* [GIVEN ENTRIES]
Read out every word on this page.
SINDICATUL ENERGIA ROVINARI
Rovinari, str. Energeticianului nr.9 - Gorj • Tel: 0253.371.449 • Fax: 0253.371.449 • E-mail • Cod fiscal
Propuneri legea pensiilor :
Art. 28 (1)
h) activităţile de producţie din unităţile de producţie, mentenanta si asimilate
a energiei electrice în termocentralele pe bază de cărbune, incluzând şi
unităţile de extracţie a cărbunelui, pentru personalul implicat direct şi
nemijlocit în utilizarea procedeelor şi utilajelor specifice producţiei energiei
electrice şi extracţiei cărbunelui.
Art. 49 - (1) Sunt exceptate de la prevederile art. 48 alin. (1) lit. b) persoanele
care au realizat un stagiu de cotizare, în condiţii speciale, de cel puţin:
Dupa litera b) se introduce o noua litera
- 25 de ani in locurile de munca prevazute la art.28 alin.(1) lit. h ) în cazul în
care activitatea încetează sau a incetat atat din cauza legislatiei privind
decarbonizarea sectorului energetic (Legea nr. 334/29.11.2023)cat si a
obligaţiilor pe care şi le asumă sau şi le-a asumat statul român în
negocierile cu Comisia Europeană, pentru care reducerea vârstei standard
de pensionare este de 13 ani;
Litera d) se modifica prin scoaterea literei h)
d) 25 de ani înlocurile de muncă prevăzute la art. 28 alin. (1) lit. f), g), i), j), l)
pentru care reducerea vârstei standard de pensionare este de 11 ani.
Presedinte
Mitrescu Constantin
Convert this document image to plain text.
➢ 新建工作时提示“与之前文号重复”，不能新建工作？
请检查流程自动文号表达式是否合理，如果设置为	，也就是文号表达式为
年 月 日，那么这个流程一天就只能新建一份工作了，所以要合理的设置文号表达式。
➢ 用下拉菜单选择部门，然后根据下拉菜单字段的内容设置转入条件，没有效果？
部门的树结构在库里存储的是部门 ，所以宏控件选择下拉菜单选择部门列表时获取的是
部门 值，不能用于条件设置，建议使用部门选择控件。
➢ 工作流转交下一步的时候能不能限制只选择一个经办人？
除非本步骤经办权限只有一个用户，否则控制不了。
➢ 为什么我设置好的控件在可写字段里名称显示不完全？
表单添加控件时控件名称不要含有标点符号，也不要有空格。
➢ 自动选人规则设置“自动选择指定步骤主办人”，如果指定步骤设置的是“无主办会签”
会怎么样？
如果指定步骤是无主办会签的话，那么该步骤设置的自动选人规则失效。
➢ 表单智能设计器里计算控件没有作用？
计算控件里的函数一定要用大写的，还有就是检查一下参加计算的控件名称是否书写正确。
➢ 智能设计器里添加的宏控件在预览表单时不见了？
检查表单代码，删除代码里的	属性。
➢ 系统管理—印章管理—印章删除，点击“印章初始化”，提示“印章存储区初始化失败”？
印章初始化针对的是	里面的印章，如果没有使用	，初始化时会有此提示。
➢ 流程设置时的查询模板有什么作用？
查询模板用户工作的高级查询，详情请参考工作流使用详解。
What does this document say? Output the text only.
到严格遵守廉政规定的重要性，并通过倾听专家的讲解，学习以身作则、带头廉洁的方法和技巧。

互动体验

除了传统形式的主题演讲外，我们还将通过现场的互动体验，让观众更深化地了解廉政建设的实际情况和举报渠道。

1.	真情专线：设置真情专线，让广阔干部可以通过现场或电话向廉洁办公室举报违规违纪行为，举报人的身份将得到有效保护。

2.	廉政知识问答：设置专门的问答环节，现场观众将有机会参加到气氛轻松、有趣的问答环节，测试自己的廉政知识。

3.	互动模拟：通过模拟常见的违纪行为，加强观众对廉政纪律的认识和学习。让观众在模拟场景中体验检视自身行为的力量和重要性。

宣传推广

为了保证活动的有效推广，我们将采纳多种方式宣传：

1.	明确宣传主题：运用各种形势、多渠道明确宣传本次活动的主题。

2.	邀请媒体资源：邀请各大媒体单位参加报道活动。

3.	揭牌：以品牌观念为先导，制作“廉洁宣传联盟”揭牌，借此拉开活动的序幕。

* [WHAT TO WORK ON]
Pick out all lines from the data above in which the word "reducerea" appears.

* [TASK RESPONSE]
negocierile cu Comisia Europeană, pentru care reducerea vârstei standard
pentru care reducerea vârstei standard de pensionare este de 11 ani.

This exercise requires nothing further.